[REQUIREMENTS]: Each line that follows is to be retyped exactly.

[SOURCE MATERIAL]:
►
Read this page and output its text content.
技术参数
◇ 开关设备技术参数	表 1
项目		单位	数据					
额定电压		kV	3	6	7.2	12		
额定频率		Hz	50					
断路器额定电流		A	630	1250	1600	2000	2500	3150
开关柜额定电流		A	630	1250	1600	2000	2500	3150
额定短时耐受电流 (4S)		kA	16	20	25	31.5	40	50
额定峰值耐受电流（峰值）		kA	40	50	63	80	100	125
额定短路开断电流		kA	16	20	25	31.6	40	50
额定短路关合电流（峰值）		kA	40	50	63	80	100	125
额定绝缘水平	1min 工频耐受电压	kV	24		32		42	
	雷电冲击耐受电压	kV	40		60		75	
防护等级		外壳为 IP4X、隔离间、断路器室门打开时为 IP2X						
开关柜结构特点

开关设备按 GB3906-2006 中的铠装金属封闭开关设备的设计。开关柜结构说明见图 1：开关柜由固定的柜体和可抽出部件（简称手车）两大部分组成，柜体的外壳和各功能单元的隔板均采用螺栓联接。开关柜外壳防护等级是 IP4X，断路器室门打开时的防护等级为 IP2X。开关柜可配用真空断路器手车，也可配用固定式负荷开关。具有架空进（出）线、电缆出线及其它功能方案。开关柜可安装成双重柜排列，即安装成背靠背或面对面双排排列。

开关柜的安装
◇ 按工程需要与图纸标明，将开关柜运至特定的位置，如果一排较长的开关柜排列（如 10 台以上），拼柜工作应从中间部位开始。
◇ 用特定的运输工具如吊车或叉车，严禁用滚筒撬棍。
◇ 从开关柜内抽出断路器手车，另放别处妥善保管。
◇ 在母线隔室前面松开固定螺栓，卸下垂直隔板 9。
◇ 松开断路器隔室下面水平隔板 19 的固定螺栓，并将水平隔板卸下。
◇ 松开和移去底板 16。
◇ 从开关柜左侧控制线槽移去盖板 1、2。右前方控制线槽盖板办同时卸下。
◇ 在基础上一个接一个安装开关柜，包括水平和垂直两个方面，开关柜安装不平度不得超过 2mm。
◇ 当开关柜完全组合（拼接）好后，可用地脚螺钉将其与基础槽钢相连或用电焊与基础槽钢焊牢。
◄
[ANSWER TO THE EXERCISE]:
Read this page and output its text content.
技术参数
◇ 开关设备技术参数	表 1
项目		单位	数据					
额定电压		kV	3	6	7.2	12		
额定频率		Hz	50					
断路器额定电流		A	630	1250	1600	2000	2500	3150
开关柜额定电流		A	630	1250	1600	2000	2500	3150
额定短时耐受电流 (4S)		kA	16	20	25	31.5	40	50
额定峰值耐受电流（峰值）		kA	40	50	63	80	100	125
额定短路开断电流		kA	16	20	25	31.6	40	50
额定短路关合电流（峰值）		kA	40	50	63	80	100	125
额定绝缘水平	1min 工频耐受电压	kV	24		32		42	
	雷电冲击耐受电压	kV	40		60		75	
防护等级		外壳为 IP4X、隔离间、断路器室门打开时为 IP2X						
开关柜结构特点

开关设备按 GB3906-2006 中的铠装金属封闭开关设备的设计。开关柜结构说明见图 1：开关柜由固定的柜体和可抽出部件（简称手车）两大部分组成，柜体的外壳和各功能单元的隔板均采用螺栓联接。开关柜外壳防护等级是 IP4X，断路器室门打开时的防护等级为 IP2X。开关柜可配用真空断路器手车，也可配用固定式负荷开关。具有架空进（出）线、电缆出线及其它功能方案。开关柜可安装成双重柜排列，即安装成背靠背或面对面双排排列。

开关柜的安装
◇ 按工程需要与图纸标明，将开关柜运至特定的位置，如果一排较长的开关柜排列（如 10 台以上），拼柜工作应从中间部位开始。
◇ 用特定的运输工具如吊车或叉车，严禁用滚筒撬棍。
◇ 从开关柜内抽出断路器手车，另放别处妥善保管。
◇ 在母线隔室前面松开固定螺栓，卸下垂直隔板 9。
◇ 松开断路器隔室下面水平隔板 19 的固定螺栓，并将水平隔板卸下。
◇ 松开和移去底板 16。
◇ 从开关柜左侧控制线槽移去盖板 1、2。右前方控制线槽盖板办同时卸下。
◇ 在基础上一个接一个安装开关柜，包括水平和垂直两个方面，开关柜安装不平度不得超过 2mm。
◇ 当开关柜完全组合（拼接）好后，可用地脚螺钉将其与基础槽钢相连或用电焊与基础槽钢焊牢。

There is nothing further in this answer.